◆ Exercise: Check each statement below against the Drumheller travel account and answer yes or no, quoting the deciding words from the account verbatim. 1. The 2 for 1 coupons for the Tyrrell Museum can still be picked up at the Drumheller Tourist Centre. 2. Climbing the World's Largest Dinosaur costs $4 per person. 3. Petra recognized the wooly mammoth in the museum's ice age section.

I remember liking Drumheller as a kid but nothing prepared me for seeing it again through my preschooler's eyes. The winding hoodoo foothills leading into town are absolute magic and Petra began a dinosaur scavenger hunt of her own as we drove down the main streets, shouting out her guesses as to the nomenclature of each statue we passed. I'd started using dinosaur names the week before in playing with her and we watched Ice Age as a family, which was enough to pique her curiosity in advance of this trip and get her familiar with the biggies. We first visited the Drumheller Tourist Centre because I'd read on TripAdvisor that there were 2 for 1 coupons for the Tyrrell Museum but FYI, that program has been cancelled. Good to note: there is an online discount of 10% when you purchase through Air Miles. While we were at the Tourist Centre, we took twenty minutes to climb the World's Largest Dinosaur and peer out his mouth overlooking the town. For $4/person, it's better than expected even on the way up, with "fossils" built into the cavernous walls and murals all around. The Centre also had a great little gift shop featuring geodes, petrified wood, books, and real fossils and we ended up coming back after our trip to the museum as the prices on natural wares were a little lower.

The Royal Tyrrell Museum was the big draw, of course, and the exhibits didn't disappoint. The journey through the various time periods is simply done so you know where you are in pre-history, every display is impressive, the interaction is suitable for any age, and there is SO MUCH to see. Highlights for Petra included seeing palaeontologists at work in the lab, walking through the lush prehistoric conservatory, the many dynamic displays with sound effects, a recreation of what a real dig site looks like, and the ice age section where she recognized the wooly mammoth and sabre-toothed tiger alongside creatures whose descendants are still alive today. It's fascinating to her (and in general) that extinction wasn't complete in any era and that sharks, birds, reptiles, and many bugs are relics from prehistoric times. Petra also enjoyed how hands-on the Tyrrell is and pressed every button, looked at every microscope, opened every drawer and door at her level, and touched any display that allowed.

◆ Recorded data:
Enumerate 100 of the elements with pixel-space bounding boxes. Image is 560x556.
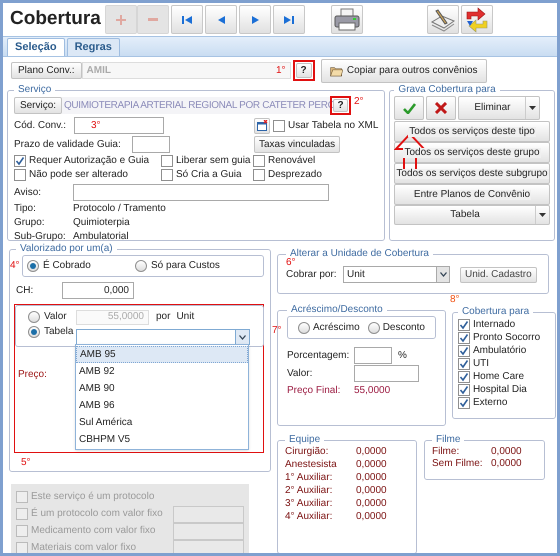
field-label: CH: <box>16 284 34 296</box>
radio-label: Acréscimo <box>313 322 360 334</box>
last-record-button[interactable] <box>273 5 305 34</box>
unit-label: por <box>156 311 170 323</box>
checkbox-label: Hospital Dia <box>472 384 527 396</box>
unid-button[interactable]: Unid. Cadastro <box>460 266 537 282</box>
x-icon <box>435 102 448 114</box>
dropdown-option[interactable]: AMB 96 <box>76 397 248 414</box>
caret-icon <box>538 213 546 217</box>
text-field[interactable] <box>73 184 329 201</box>
scope-button[interactable]: Todos os serviços deste subgrupo <box>394 163 550 184</box>
text-field[interactable] <box>354 347 392 364</box>
dropdown-option[interactable]: Sul América <box>76 414 248 431</box>
checkbox[interactable] <box>16 491 28 503</box>
text-field[interactable]: AMIL 1° <box>82 62 291 79</box>
scope-button[interactable]: Todos os serviços deste tipo <box>394 121 550 142</box>
checkbox[interactable] <box>458 332 470 344</box>
text-field[interactable] <box>173 506 244 522</box>
checkmark-icon <box>402 102 416 114</box>
triangle-left-icon <box>218 16 224 24</box>
film-label: Filme: <box>432 446 460 458</box>
step-number: 7° <box>272 325 282 337</box>
scope-button[interactable]: Todos os serviços deste grupo <box>394 142 550 163</box>
checkbox[interactable] <box>16 508 28 520</box>
checkbox-label: Não pode ser alterado <box>29 169 128 181</box>
checkbox[interactable] <box>458 371 470 383</box>
checkbox[interactable] <box>458 345 470 357</box>
text-field[interactable] <box>354 365 419 382</box>
text-field[interactable] <box>173 522 244 540</box>
tab[interactable]: Seleção <box>7 38 65 56</box>
previous-button[interactable] <box>205 5 237 34</box>
radio-label: Valor <box>44 311 67 323</box>
tabela-select[interactable] <box>76 329 250 345</box>
first-record-button[interactable] <box>171 5 203 34</box>
service-button[interactable]: Serviço: <box>14 97 62 114</box>
field-label: Preço Final: <box>287 385 342 397</box>
film-value: 0,0000 <box>491 458 522 470</box>
checkbox[interactable] <box>458 384 470 396</box>
confirm-button[interactable] <box>394 96 424 120</box>
unit-value: Unit <box>176 311 194 323</box>
taxas-button[interactable]: Taxas vinculadas <box>254 136 340 153</box>
chevron-icon <box>239 334 246 340</box>
field-value: AMIL <box>86 64 111 76</box>
group-title: Filme <box>435 434 462 446</box>
checkbox[interactable] <box>161 155 173 167</box>
help-button[interactable]: ? <box>296 63 312 78</box>
checkbox[interactable] <box>14 155 26 167</box>
team-label: Anestesista <box>285 459 338 471</box>
text-field[interactable] <box>132 136 170 153</box>
paper-pen-icon <box>430 8 456 32</box>
dropdown-option[interactable]: AMB 92 <box>76 363 248 380</box>
radio-button[interactable] <box>368 322 380 334</box>
checkbox-label: Internado <box>472 319 516 331</box>
dropdown-option[interactable]: AMB 95 <box>76 346 248 363</box>
checkbox[interactable] <box>14 169 26 181</box>
scope-button[interactable]: Entre Planos de Convênio <box>394 184 550 205</box>
checkbox-label: Liberar sem guia <box>176 155 250 167</box>
checkbox[interactable] <box>458 397 470 409</box>
tab[interactable]: Regras <box>66 38 120 56</box>
radio-button[interactable] <box>135 260 147 272</box>
text-field[interactable] <box>173 540 244 553</box>
plano-button[interactable]: Plano Conv.: <box>11 62 82 79</box>
checkbox[interactable] <box>253 155 265 167</box>
checkbox[interactable] <box>253 169 265 181</box>
checkbox[interactable] <box>458 358 470 370</box>
copy-button[interactable]: Copiar para outros convênios <box>320 58 487 82</box>
checkbox[interactable] <box>161 169 173 181</box>
info-value: Protocolo / Tramento <box>73 203 166 216</box>
radio-button[interactable] <box>28 311 40 323</box>
window-button[interactable] <box>254 118 270 134</box>
radio-button[interactable] <box>27 260 39 272</box>
help-button[interactable]: ? <box>333 99 348 112</box>
text-field[interactable]: 0,000 <box>62 282 134 299</box>
cobrar-select[interactable]: Unit <box>343 266 450 283</box>
triangle-right-icon <box>252 16 258 24</box>
step-number: 3° <box>91 120 101 132</box>
text-field[interactable]: 3° <box>74 117 164 134</box>
checkbox[interactable] <box>273 120 285 132</box>
checkbox[interactable] <box>16 525 28 537</box>
eliminar-button[interactable]: Eliminar <box>458 96 540 120</box>
checkbox-label: Requer Autorização e Guia <box>29 155 150 167</box>
checkbox[interactable] <box>16 542 28 553</box>
next-button[interactable] <box>239 5 271 34</box>
info-label: Grupo: <box>14 217 46 230</box>
delete-button[interactable] <box>426 96 456 120</box>
sync-button[interactable] <box>461 5 493 34</box>
checkbox-label: Renovável <box>268 155 316 167</box>
checkbox[interactable] <box>458 319 470 331</box>
radio-button[interactable] <box>298 322 310 334</box>
tabela-button[interactable]: Tabela <box>394 205 550 225</box>
dropdown-option[interactable]: AMB 90 <box>76 380 248 397</box>
dropdown-option[interactable]: CBHPM V5 <box>76 431 248 448</box>
edit-button[interactable] <box>427 5 459 34</box>
radio-button[interactable] <box>28 326 40 338</box>
checkbox-label: Medicamento com valor fixo <box>31 525 156 537</box>
group-title: Equipe <box>288 434 322 446</box>
team-label: Cirurgião: <box>285 446 330 458</box>
field-value: 0,000 <box>104 284 129 296</box>
print-button[interactable] <box>331 5 363 34</box>
window-title: Cobertura <box>10 7 102 32</box>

◆ Written answer:
1. No: "that program has been cancelled"
2. Yes: "For $4/person"
3. Yes: "the ice age section where she recognized the wooly mammoth"